TASK BRIEF —
Bring together all lines of the material below that contain the string "Years".

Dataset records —
↓↓↓

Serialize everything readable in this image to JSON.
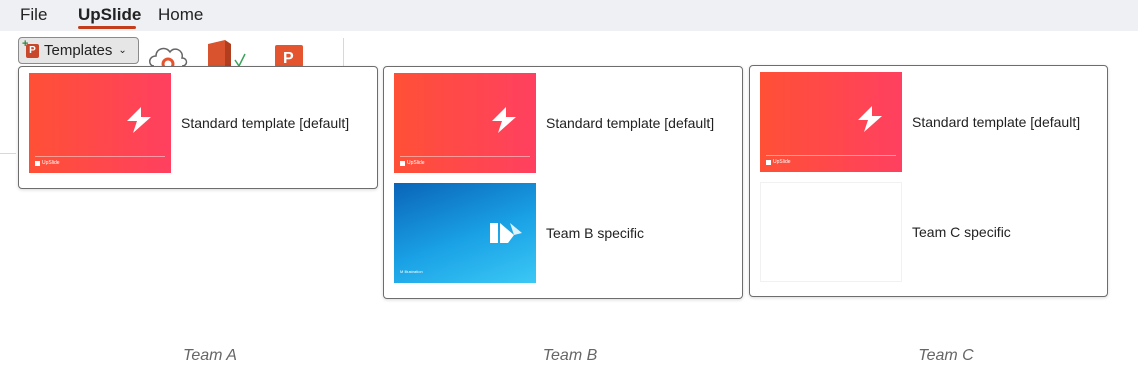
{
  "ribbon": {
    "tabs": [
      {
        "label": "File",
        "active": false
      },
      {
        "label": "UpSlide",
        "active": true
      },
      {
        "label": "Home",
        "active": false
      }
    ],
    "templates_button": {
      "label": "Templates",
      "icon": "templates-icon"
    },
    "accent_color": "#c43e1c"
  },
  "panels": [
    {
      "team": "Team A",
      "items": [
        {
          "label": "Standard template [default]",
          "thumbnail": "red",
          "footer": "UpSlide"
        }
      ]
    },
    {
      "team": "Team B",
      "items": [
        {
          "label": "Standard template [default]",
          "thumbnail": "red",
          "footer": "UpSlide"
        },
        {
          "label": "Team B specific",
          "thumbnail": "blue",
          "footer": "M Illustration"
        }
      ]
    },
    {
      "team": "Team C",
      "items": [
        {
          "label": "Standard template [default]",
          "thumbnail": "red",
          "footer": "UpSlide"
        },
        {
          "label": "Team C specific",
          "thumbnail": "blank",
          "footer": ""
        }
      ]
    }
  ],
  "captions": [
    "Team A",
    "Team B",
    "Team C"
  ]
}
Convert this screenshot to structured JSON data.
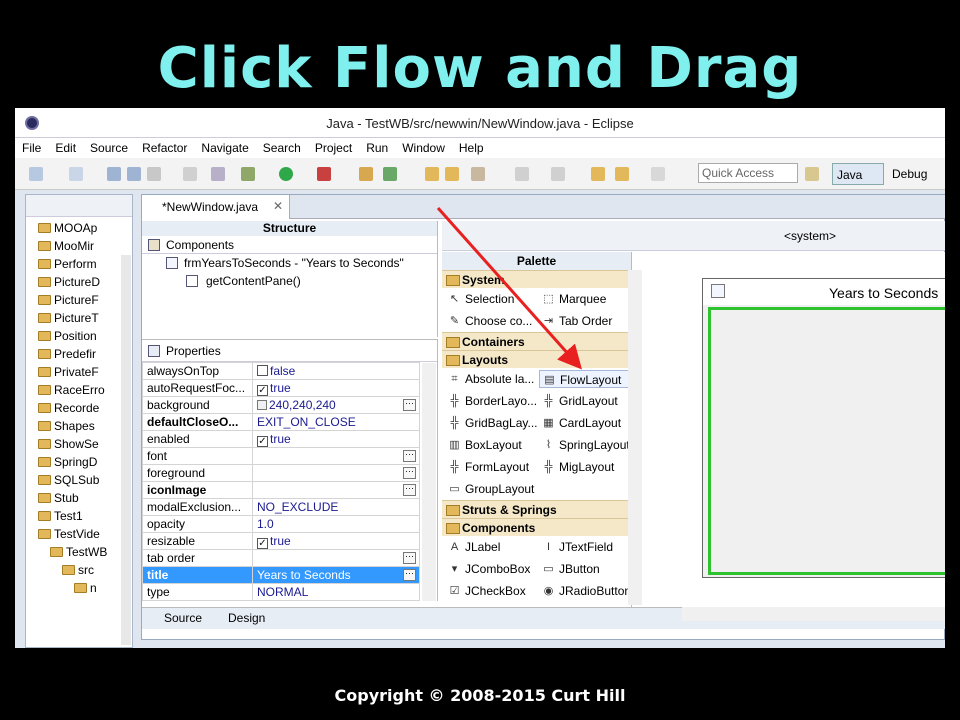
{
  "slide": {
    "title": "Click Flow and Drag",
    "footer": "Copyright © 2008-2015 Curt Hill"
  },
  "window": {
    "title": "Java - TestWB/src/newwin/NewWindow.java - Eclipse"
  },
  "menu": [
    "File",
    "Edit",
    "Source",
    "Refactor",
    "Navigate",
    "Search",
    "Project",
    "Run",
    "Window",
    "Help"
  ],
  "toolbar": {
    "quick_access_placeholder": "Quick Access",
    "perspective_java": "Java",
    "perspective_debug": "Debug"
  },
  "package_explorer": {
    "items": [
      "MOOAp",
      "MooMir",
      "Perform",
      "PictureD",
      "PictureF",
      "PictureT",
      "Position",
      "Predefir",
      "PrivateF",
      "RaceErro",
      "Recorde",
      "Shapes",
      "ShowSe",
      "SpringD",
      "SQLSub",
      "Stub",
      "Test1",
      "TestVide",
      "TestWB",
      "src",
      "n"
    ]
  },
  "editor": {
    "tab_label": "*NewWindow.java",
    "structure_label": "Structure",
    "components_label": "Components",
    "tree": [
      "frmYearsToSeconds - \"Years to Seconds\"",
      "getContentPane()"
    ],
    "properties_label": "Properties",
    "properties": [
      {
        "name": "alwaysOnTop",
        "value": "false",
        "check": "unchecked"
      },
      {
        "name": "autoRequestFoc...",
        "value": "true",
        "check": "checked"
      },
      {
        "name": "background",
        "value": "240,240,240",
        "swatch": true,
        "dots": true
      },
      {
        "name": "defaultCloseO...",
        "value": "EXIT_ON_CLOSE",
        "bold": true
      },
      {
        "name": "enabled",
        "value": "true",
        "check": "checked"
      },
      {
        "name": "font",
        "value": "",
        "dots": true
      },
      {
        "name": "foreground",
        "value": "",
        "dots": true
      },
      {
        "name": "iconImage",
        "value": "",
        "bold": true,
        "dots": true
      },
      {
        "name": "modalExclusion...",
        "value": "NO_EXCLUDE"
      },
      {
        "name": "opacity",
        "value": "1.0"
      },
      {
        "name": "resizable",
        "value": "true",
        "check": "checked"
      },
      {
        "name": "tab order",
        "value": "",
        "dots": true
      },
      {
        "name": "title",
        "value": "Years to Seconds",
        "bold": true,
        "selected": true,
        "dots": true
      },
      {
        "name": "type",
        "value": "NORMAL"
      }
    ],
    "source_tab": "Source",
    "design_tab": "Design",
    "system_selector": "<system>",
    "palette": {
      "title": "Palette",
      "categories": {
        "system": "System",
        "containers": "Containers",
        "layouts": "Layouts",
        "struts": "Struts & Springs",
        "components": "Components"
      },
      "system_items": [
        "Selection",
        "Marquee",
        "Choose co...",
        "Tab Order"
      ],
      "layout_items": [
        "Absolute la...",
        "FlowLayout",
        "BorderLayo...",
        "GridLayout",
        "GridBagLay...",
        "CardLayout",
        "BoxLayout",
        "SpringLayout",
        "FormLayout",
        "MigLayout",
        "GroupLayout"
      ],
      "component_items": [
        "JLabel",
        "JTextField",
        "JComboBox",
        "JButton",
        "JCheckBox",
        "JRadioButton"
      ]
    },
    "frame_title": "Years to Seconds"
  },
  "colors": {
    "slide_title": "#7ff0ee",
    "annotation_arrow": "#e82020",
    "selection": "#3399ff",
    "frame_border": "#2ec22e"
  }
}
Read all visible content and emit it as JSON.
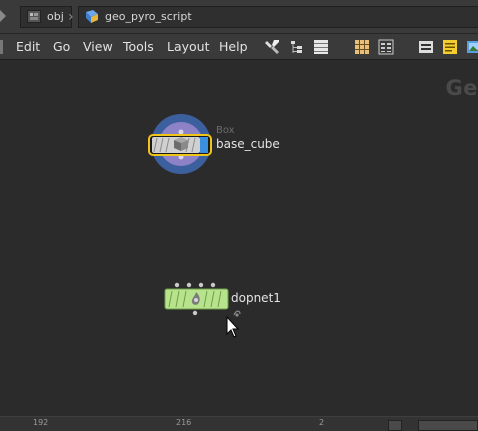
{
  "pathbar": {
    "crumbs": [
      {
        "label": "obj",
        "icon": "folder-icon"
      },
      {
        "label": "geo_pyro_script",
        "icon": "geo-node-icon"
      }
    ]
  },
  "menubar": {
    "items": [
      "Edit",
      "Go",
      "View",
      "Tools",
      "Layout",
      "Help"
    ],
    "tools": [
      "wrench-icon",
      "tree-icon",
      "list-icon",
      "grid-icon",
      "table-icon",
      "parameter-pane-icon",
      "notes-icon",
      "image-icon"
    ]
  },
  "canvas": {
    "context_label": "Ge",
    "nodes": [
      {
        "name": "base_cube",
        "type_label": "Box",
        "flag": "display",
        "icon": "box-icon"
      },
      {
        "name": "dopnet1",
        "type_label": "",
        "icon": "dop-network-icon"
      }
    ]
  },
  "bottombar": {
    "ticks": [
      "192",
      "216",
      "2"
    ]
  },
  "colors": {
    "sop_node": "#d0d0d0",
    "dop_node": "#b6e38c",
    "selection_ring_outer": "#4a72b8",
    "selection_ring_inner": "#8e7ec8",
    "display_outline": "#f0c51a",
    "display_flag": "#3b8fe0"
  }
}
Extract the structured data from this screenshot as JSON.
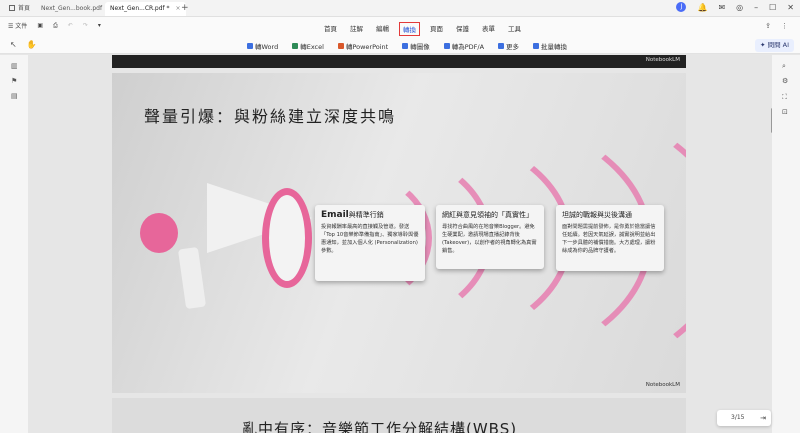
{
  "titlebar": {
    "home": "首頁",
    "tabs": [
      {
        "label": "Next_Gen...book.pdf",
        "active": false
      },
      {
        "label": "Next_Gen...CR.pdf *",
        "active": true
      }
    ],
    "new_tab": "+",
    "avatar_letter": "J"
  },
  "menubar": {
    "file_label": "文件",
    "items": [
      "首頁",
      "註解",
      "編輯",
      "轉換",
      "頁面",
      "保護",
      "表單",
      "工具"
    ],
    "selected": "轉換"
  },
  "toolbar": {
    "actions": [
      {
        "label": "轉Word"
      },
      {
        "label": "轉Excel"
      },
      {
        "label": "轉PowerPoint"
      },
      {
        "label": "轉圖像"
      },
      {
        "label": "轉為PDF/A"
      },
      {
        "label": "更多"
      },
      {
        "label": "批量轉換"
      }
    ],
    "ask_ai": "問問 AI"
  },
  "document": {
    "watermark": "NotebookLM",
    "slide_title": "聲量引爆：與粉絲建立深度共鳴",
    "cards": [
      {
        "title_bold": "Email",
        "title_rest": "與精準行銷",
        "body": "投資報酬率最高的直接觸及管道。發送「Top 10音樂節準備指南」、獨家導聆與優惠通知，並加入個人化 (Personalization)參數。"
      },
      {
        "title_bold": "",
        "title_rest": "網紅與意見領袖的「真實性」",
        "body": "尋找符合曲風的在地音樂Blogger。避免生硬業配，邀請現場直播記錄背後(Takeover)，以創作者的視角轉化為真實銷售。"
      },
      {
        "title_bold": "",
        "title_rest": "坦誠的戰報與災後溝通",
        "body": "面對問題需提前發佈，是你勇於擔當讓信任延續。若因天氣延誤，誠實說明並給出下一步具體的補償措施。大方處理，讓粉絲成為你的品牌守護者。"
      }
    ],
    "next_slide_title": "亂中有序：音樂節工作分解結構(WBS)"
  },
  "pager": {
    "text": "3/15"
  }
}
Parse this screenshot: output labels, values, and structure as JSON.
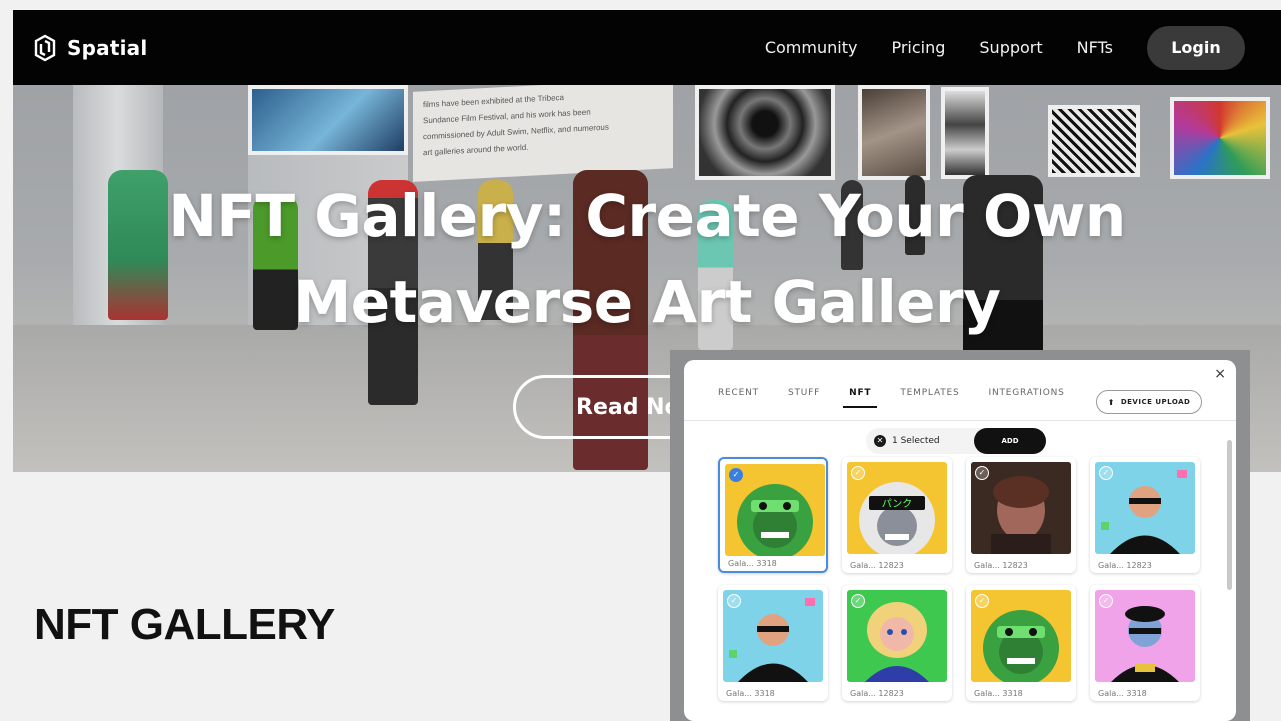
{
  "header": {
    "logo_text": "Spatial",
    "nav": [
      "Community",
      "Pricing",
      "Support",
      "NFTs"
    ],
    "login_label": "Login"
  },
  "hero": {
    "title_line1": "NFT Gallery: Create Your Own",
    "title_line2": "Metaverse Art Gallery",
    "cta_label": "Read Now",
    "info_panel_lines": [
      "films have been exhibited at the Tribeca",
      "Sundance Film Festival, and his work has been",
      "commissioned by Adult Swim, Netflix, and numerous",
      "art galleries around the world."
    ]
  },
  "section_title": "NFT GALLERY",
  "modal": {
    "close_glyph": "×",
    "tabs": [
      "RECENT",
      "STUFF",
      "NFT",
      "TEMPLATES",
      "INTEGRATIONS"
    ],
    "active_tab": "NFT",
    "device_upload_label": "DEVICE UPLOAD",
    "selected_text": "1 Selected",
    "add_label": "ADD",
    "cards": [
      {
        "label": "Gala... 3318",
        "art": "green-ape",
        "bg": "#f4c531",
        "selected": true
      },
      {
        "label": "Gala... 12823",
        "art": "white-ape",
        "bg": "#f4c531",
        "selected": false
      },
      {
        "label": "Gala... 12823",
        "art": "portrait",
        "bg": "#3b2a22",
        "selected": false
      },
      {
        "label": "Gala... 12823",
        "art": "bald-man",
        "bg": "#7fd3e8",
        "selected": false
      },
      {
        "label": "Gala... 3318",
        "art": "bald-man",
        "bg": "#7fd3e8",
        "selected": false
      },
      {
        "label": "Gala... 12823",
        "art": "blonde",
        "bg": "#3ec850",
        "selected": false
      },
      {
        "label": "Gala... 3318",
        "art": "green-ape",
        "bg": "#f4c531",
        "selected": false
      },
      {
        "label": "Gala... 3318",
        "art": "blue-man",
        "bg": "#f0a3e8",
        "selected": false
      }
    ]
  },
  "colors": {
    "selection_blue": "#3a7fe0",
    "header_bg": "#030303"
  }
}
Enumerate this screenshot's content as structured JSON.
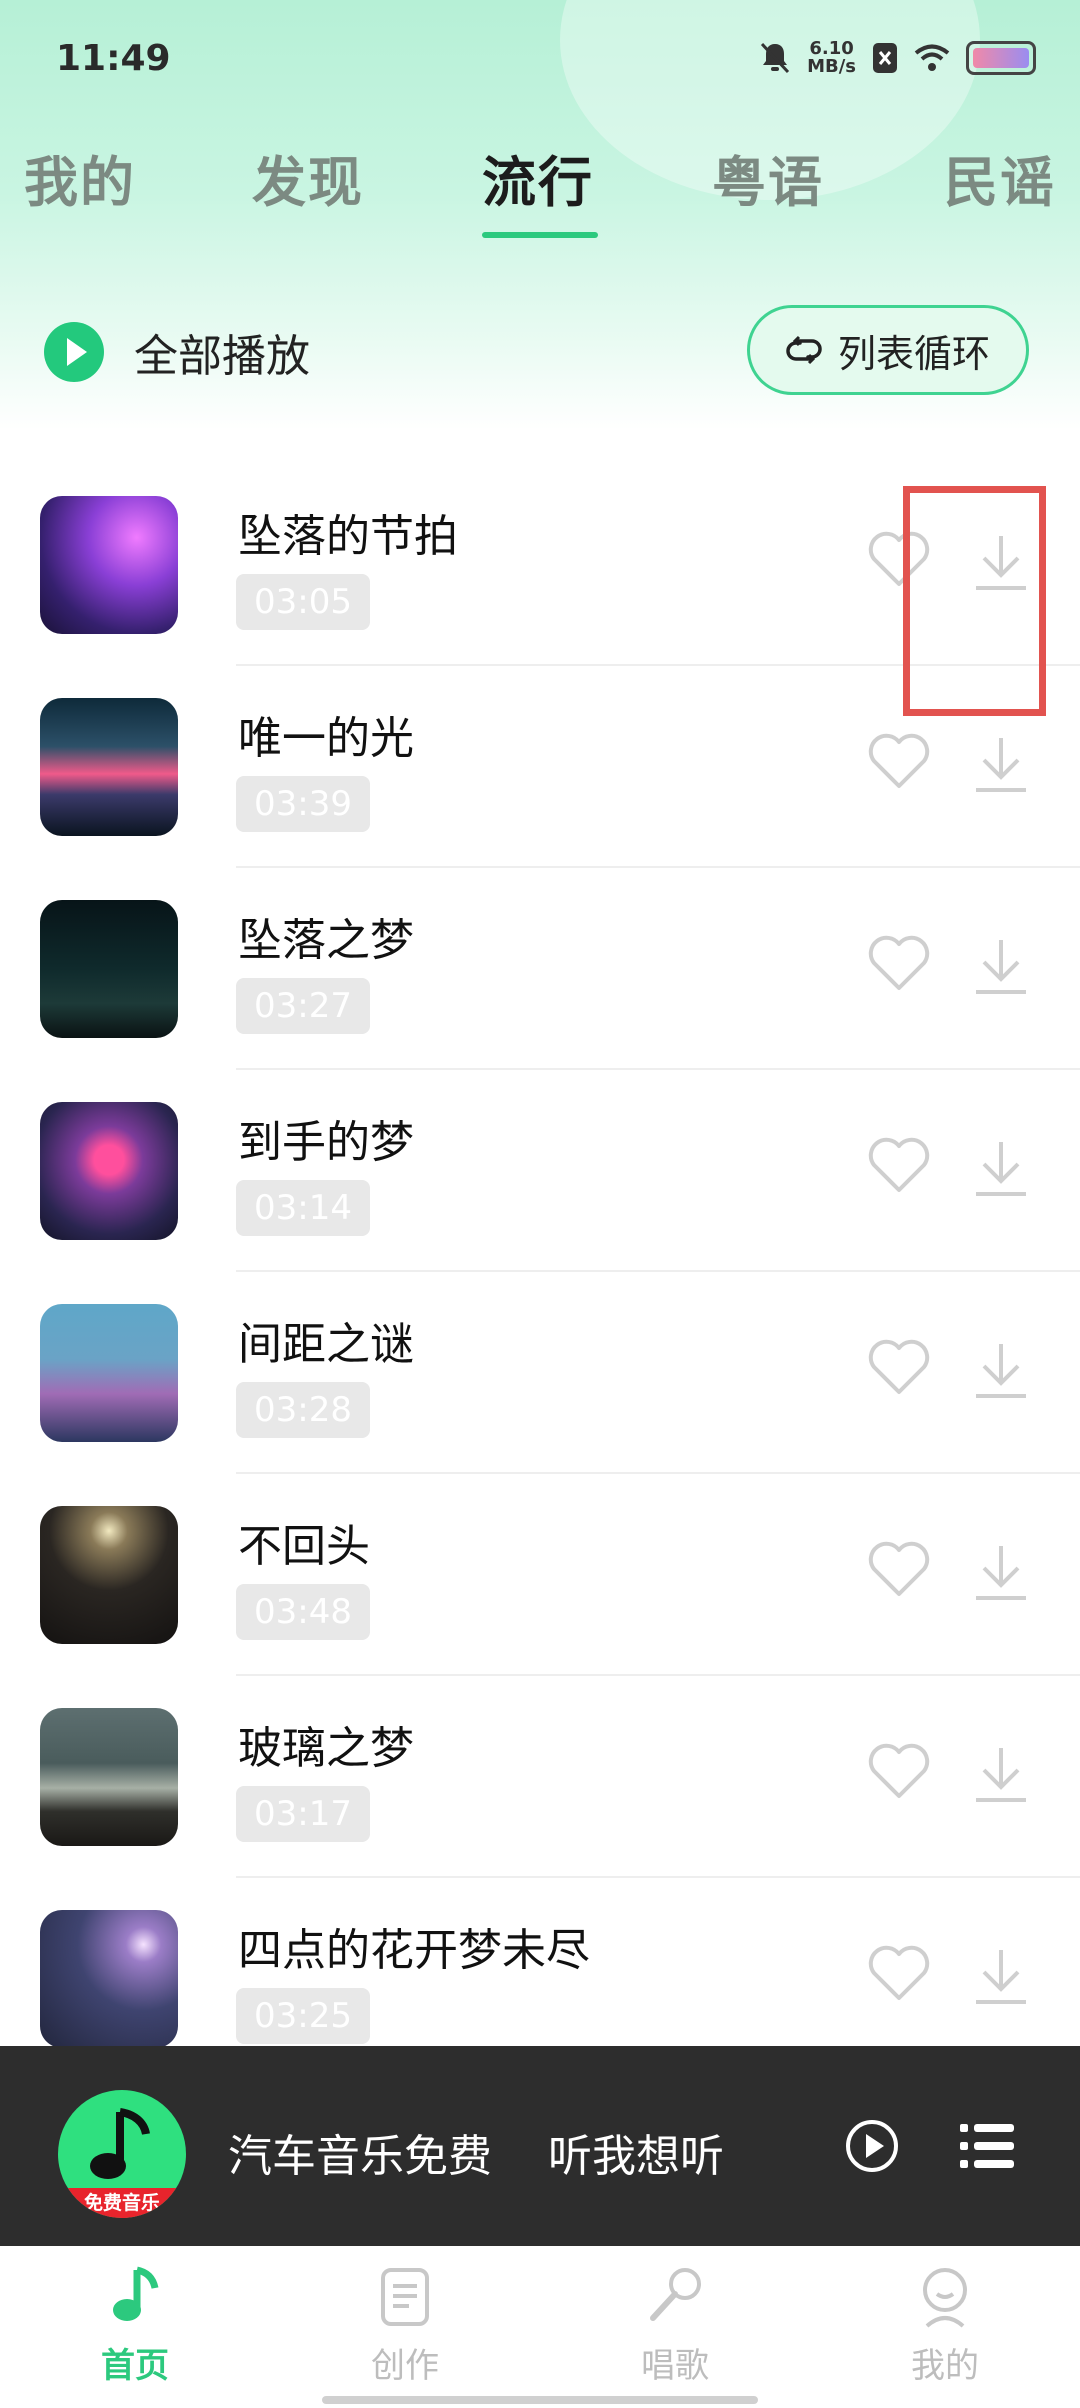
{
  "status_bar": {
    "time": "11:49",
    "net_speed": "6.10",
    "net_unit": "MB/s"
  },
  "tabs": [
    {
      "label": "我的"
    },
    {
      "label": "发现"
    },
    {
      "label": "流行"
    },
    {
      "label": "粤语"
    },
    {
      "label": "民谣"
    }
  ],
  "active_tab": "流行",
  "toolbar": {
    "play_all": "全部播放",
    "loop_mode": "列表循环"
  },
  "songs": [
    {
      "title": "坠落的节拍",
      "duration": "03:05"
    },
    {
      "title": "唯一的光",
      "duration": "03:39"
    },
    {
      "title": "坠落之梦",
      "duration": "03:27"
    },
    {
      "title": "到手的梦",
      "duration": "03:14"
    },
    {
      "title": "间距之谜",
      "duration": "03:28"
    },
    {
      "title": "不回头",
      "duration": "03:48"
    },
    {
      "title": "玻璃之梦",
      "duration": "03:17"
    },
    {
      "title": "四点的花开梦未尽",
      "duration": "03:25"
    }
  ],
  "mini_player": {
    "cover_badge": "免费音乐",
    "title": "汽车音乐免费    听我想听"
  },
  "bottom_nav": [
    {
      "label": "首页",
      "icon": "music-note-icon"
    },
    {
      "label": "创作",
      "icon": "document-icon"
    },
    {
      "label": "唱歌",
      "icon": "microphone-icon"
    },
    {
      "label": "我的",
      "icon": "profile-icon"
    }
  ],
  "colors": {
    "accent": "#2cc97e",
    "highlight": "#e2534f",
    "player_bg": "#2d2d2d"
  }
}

↑↑↑

SOLUTION BELOW —
      "frmYearsToSeconds - \"Years to Seconds\"",
        "value": "Years to Seconds",
    "frame_title": "Years to Seconds"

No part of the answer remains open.